**Exercise instructions:** Update the records below by changing every "interactable" to "clickable" and leaving everything else as it is. Omit the pictures from your answer.

+--

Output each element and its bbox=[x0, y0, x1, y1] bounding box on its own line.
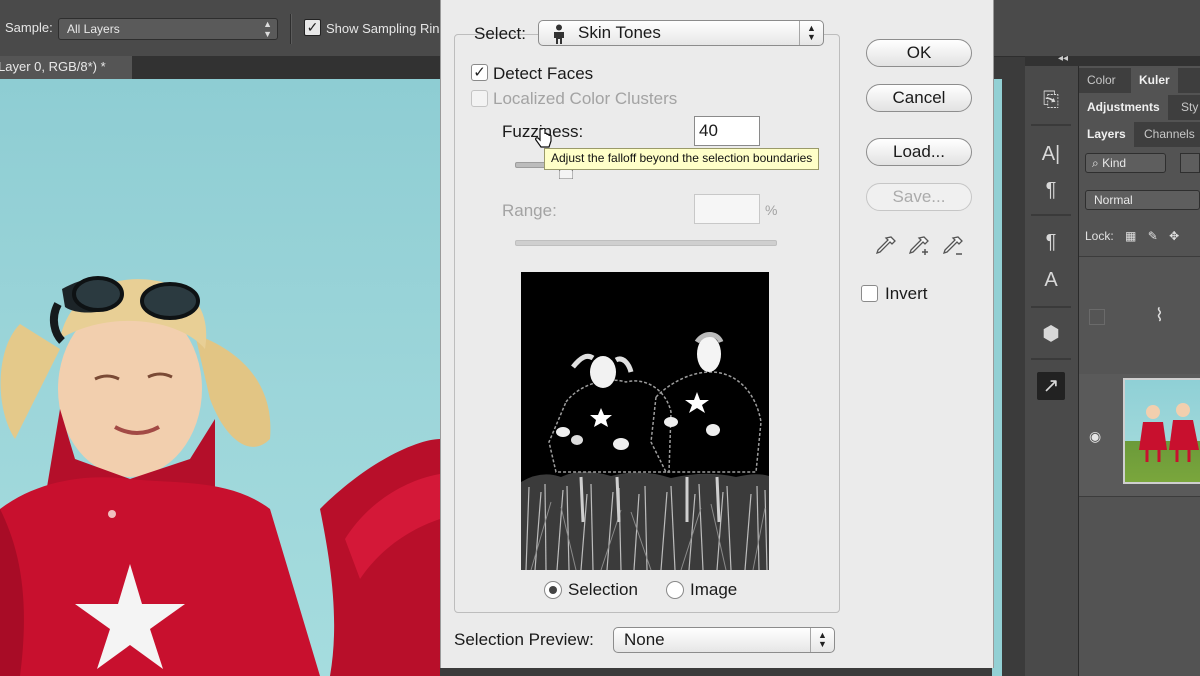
properties-icon[interactable]: ↗ bbox=[1037, 372, 1065, 400]
panel-tabs-adjustments: Adjustments Sty bbox=[1079, 95, 1200, 120]
document-tab-title: Layer 0, RGB/8*) * bbox=[0, 59, 106, 74]
lock-transparent-icon[interactable]: ▦ bbox=[1125, 229, 1136, 243]
lock-position-icon[interactable]: ✥ bbox=[1169, 229, 1179, 243]
select-popup-value: Skin Tones bbox=[578, 23, 661, 42]
curves-adjustment-icon: ⌇ bbox=[1155, 305, 1164, 325]
selection-preview-label: Selection Preview: bbox=[454, 630, 594, 649]
stepper-arrows-icon: ▲ ▼ bbox=[810, 628, 834, 652]
localized-clusters-checkbox[interactable] bbox=[471, 90, 488, 107]
lock-row: Lock: ▦ ✎ ✥ bbox=[1085, 229, 1179, 243]
collapse-panels-icon[interactable]: ◂◂ bbox=[1058, 53, 1068, 64]
paragraph-styles-icon[interactable]: ¶ bbox=[1037, 228, 1065, 256]
character-styles-icon[interactable]: A bbox=[1037, 266, 1065, 294]
select-popup[interactable]: Skin Tones ▲ ▼ bbox=[538, 20, 824, 46]
range-label: Range: bbox=[502, 201, 557, 220]
stepper-arrows-icon: ▲ ▼ bbox=[263, 19, 272, 39]
photo-girl-in-superhero-cape bbox=[0, 276, 440, 676]
panel-icon-strip: ⎘ A| ¶ ¶ A ⬢ ↗ bbox=[1025, 66, 1079, 676]
tab-styles[interactable]: Sty bbox=[1173, 95, 1200, 120]
lock-label: Lock: bbox=[1085, 229, 1114, 243]
color-range-dialog: Select: Skin Tones ▲ ▼ ✓ Detect Faces Loc… bbox=[440, 0, 994, 668]
range-input[interactable] bbox=[694, 194, 760, 224]
tooltip: Adjust the falloff beyond the selection … bbox=[544, 148, 820, 170]
panel-dock-header bbox=[1025, 56, 1200, 66]
save-button[interactable]: Save... bbox=[866, 183, 972, 211]
load-button[interactable]: Load... bbox=[866, 138, 972, 166]
panel-tabs-layers: Layers Channels bbox=[1079, 122, 1200, 147]
range-unit: % bbox=[765, 202, 778, 218]
cancel-button[interactable]: Cancel bbox=[866, 84, 972, 112]
document-canvas[interactable] bbox=[0, 79, 440, 676]
eyedropper-minus-icon[interactable] bbox=[942, 235, 964, 264]
detect-faces-checkbox[interactable]: ✓ bbox=[471, 64, 488, 81]
invert-label: Invert bbox=[885, 284, 928, 303]
tab-color[interactable]: Color bbox=[1079, 68, 1124, 93]
invert-checkbox[interactable] bbox=[861, 285, 878, 302]
fuzziness-input[interactable]: 40 bbox=[694, 116, 760, 146]
eyedropper-plus-icon[interactable] bbox=[908, 235, 930, 264]
detect-faces-label: Detect Faces bbox=[493, 64, 594, 83]
sample-select[interactable]: All Layers ▲ ▼ bbox=[58, 18, 278, 40]
sample-select-value: All Layers bbox=[67, 22, 120, 36]
search-icon: ⌕ bbox=[1092, 156, 1103, 170]
person-icon bbox=[552, 24, 566, 52]
kind-label: Kind bbox=[1102, 156, 1127, 170]
tab-kuler[interactable]: Kuler bbox=[1131, 68, 1178, 93]
show-sampling-ring-label: Show Sampling Ring bbox=[326, 21, 447, 36]
document-tab-bar: Layer 0, RGB/8*) * bbox=[0, 56, 440, 79]
layer-row-photo[interactable]: ◉ bbox=[1079, 374, 1200, 497]
range-slider-track[interactable] bbox=[515, 240, 777, 246]
selection-preview-popup[interactable]: None ▲ ▼ bbox=[613, 627, 835, 653]
lock-pixels-icon[interactable]: ✎ bbox=[1148, 229, 1158, 243]
layers-panel-group: Color Kuler Adjustments Sty Layers Chann… bbox=[1079, 66, 1200, 676]
character-icon[interactable]: A| bbox=[1037, 140, 1065, 168]
blend-mode-select[interactable]: Normal bbox=[1085, 190, 1200, 210]
localized-clusters-label: Localized Color Clusters bbox=[493, 89, 678, 108]
tab-layers[interactable]: Layers bbox=[1079, 122, 1134, 147]
panel-tabs-color: Color Kuler bbox=[1079, 68, 1200, 93]
tab-adjustments[interactable]: Adjustments bbox=[1079, 95, 1168, 120]
ok-button[interactable]: OK bbox=[866, 39, 972, 67]
preview-selection-radio[interactable] bbox=[544, 581, 562, 599]
paragraph-icon[interactable]: ¶ bbox=[1037, 176, 1065, 204]
history-icon[interactable]: ⎘ bbox=[1037, 86, 1065, 114]
sample-label: Sample: bbox=[5, 20, 53, 35]
selection-preview-value: None bbox=[624, 630, 665, 649]
mask-preview bbox=[521, 272, 769, 571]
selection-preview-image bbox=[521, 272, 769, 571]
tab-channels[interactable]: Channels bbox=[1136, 122, 1200, 147]
preview-image-radio[interactable] bbox=[666, 581, 684, 599]
show-sampling-ring-checkbox[interactable]: ✓ bbox=[304, 19, 321, 36]
layer-thumbnail bbox=[1123, 378, 1200, 484]
visibility-toggle-empty[interactable] bbox=[1089, 309, 1105, 325]
document-tab[interactable]: Layer 0, RGB/8*) * bbox=[0, 56, 132, 79]
toolbar-divider bbox=[290, 14, 292, 44]
stepper-arrows-icon: ▲ ▼ bbox=[799, 21, 823, 45]
filter-by-image-icon[interactable] bbox=[1180, 153, 1200, 173]
eye-icon[interactable]: ◉ bbox=[1089, 428, 1101, 445]
3d-icon[interactable]: ⬢ bbox=[1037, 320, 1065, 348]
preview-selection-label: Selection bbox=[568, 580, 638, 599]
select-label: Select: bbox=[474, 24, 526, 43]
layer-filter-select[interactable]: ⌕ Kind bbox=[1085, 153, 1166, 173]
eyedropper-icon[interactable] bbox=[875, 235, 897, 264]
layer-row-adjustment[interactable]: ⌇ bbox=[1079, 256, 1200, 376]
preview-image-label: Image bbox=[690, 580, 738, 599]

+--

**Written solution:**
Output each element and its bbox=[x0, y0, x1, y1] bounding box on its own line.
properties-icon[clickable]: ↗ bbox=[1037, 372, 1065, 400]
panel-tabs-adjustments: Adjustments Sty bbox=[1079, 95, 1200, 120]
document-tab-title: Layer 0, RGB/8*) * bbox=[0, 59, 106, 74]
lock-transparent-icon[clickable]: ▦ bbox=[1125, 229, 1136, 243]
lock-position-icon[clickable]: ✥ bbox=[1169, 229, 1179, 243]
select-popup-value: Skin Tones bbox=[578, 23, 661, 42]
curves-adjustment-icon: ⌇ bbox=[1155, 305, 1164, 325]
selection-preview-label: Selection Preview: bbox=[454, 630, 594, 649]
stepper-arrows-icon: ▲ ▼ bbox=[810, 628, 834, 652]
localized-clusters-checkbox[clickable] bbox=[471, 90, 488, 107]
lock-row: Lock: ▦ ✎ ✥ bbox=[1085, 229, 1179, 243]
collapse-panels-icon[clickable]: ◂◂ bbox=[1058, 53, 1068, 64]
paragraph-styles-icon[clickable]: ¶ bbox=[1037, 228, 1065, 256]
character-styles-icon[clickable]: A bbox=[1037, 266, 1065, 294]
select-popup[clickable]: Skin Tones ▲ ▼ bbox=[538, 20, 824, 46]
range-label: Range: bbox=[502, 201, 557, 220]
stepper-arrows-icon: ▲ ▼ bbox=[263, 19, 272, 39]
photo-girl-in-superhero-cape bbox=[0, 276, 440, 676]
panel-icon-strip: ⎘ A| ¶ ¶ A ⬢ ↗ bbox=[1025, 66, 1079, 676]
tab-styles[clickable]: Sty bbox=[1173, 95, 1200, 120]
lock-label: Lock: bbox=[1085, 229, 1114, 243]
color-range-dialog: Select: Skin Tones ▲ ▼ ✓ Detect Faces Loc… bbox=[440, 0, 994, 668]
range-input[clickable] bbox=[694, 194, 760, 224]
tooltip: Adjust the falloff beyond the selection … bbox=[544, 148, 820, 170]
panel-dock-header bbox=[1025, 56, 1200, 66]
save-button[clickable]: Save... bbox=[866, 183, 972, 211]
load-button[clickable]: Load... bbox=[866, 138, 972, 166]
panel-tabs-layers: Layers Channels bbox=[1079, 122, 1200, 147]
range-unit: % bbox=[765, 202, 778, 218]
cancel-button[clickable]: Cancel bbox=[866, 84, 972, 112]
document-canvas[clickable] bbox=[0, 79, 440, 676]
eyedropper-minus-icon[clickable] bbox=[942, 235, 964, 264]
detect-faces-checkbox[clickable]: ✓ bbox=[471, 64, 488, 81]
invert-label: Invert bbox=[885, 284, 928, 303]
tab-color[clickable]: Color bbox=[1079, 68, 1124, 93]
invert-checkbox[clickable] bbox=[861, 285, 878, 302]
fuzziness-input[clickable]: 40 bbox=[694, 116, 760, 146]
eyedropper-plus-icon[clickable] bbox=[908, 235, 930, 264]
detect-faces-label: Detect Faces bbox=[493, 64, 594, 83]
sample-select[clickable]: All Layers ▲ ▼ bbox=[58, 18, 278, 40]
sample-select-value: All Layers bbox=[67, 22, 120, 36]
search-icon: ⌕ bbox=[1092, 156, 1103, 170]
person-icon bbox=[552, 24, 566, 52]
kind-label: Kind bbox=[1102, 156, 1127, 170]
tab-kuler[clickable]: Kuler bbox=[1131, 68, 1178, 93]
show-sampling-ring-label: Show Sampling Ring bbox=[326, 21, 447, 36]
document-tab-bar: Layer 0, RGB/8*) * bbox=[0, 56, 440, 79]
layer-row-photo[clickable]: ◉ bbox=[1079, 374, 1200, 497]
range-slider-track[clickable] bbox=[515, 240, 777, 246]
selection-preview-popup[clickable]: None ▲ ▼ bbox=[613, 627, 835, 653]
lock-pixels-icon[clickable]: ✎ bbox=[1148, 229, 1158, 243]
layers-panel-group: Color Kuler Adjustments Sty Layers Chann… bbox=[1079, 66, 1200, 676]
character-icon[clickable]: A| bbox=[1037, 140, 1065, 168]
blend-mode-select[clickable]: Normal bbox=[1085, 190, 1200, 210]
localized-clusters-label: Localized Color Clusters bbox=[493, 89, 678, 108]
tab-layers[clickable]: Layers bbox=[1079, 122, 1134, 147]
panel-tabs-color: Color Kuler bbox=[1079, 68, 1200, 93]
tab-adjustments[clickable]: Adjustments bbox=[1079, 95, 1168, 120]
ok-button[clickable]: OK bbox=[866, 39, 972, 67]
preview-selection-radio[clickable] bbox=[544, 581, 562, 599]
paragraph-icon[clickable]: ¶ bbox=[1037, 176, 1065, 204]
history-icon[clickable]: ⎘ bbox=[1037, 86, 1065, 114]
sample-label: Sample: bbox=[5, 20, 53, 35]
selection-preview-value: None bbox=[624, 630, 665, 649]
mask-preview bbox=[521, 272, 769, 571]
selection-preview-image bbox=[521, 272, 769, 571]
tab-channels[clickable]: Channels bbox=[1136, 122, 1200, 147]
preview-image-radio[clickable] bbox=[666, 581, 684, 599]
show-sampling-ring-checkbox[clickable]: ✓ bbox=[304, 19, 321, 36]
layer-thumbnail bbox=[1123, 378, 1200, 484]
visibility-toggle-empty[clickable] bbox=[1089, 309, 1105, 325]
document-tab[clickable]: Layer 0, RGB/8*) * bbox=[0, 56, 132, 79]
toolbar-divider bbox=[290, 14, 292, 44]
stepper-arrows-icon: ▲ ▼ bbox=[799, 21, 823, 45]
filter-by-image-icon[clickable] bbox=[1180, 153, 1200, 173]
eye-icon[clickable]: ◉ bbox=[1089, 428, 1101, 445]
3d-icon[clickable]: ⬢ bbox=[1037, 320, 1065, 348]
preview-selection-label: Selection bbox=[568, 580, 638, 599]
select-label: Select: bbox=[474, 24, 526, 43]
layer-filter-select[clickable]: ⌕ Kind bbox=[1085, 153, 1166, 173]
eyedropper-icon[clickable] bbox=[875, 235, 897, 264]
layer-row-adjustment[clickable]: ⌇ bbox=[1079, 256, 1200, 376]
preview-image-label: Image bbox=[690, 580, 738, 599]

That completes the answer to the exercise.